> _Exercise input_:
◇ ◇ ◇ ◇

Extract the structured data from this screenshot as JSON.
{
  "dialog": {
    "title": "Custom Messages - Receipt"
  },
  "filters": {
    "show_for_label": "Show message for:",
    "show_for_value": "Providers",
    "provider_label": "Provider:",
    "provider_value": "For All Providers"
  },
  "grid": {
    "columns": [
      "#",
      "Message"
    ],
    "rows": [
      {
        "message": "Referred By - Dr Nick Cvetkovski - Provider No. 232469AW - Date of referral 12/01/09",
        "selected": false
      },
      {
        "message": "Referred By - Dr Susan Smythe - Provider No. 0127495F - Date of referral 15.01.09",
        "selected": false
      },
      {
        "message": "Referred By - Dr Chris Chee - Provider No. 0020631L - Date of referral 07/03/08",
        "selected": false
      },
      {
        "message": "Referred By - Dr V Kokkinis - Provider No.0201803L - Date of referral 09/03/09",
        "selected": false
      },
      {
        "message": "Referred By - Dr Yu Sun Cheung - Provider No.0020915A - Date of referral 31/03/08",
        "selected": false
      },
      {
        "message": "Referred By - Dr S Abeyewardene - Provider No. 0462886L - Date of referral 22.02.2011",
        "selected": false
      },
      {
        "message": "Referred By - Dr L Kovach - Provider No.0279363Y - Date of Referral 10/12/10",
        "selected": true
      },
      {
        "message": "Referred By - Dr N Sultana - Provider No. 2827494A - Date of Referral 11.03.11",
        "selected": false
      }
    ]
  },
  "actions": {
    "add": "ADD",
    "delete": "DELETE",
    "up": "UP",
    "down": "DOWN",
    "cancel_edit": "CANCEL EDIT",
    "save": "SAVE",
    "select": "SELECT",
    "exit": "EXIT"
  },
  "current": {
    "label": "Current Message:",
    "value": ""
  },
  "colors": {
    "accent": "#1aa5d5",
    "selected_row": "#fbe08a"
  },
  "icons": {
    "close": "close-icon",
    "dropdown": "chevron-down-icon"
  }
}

◇ ◇ ◇ ◇

> _Exercise task_: Check every line in the material above for the string "Providers", then give only the number of lines that have it.

> _Written answer_: 2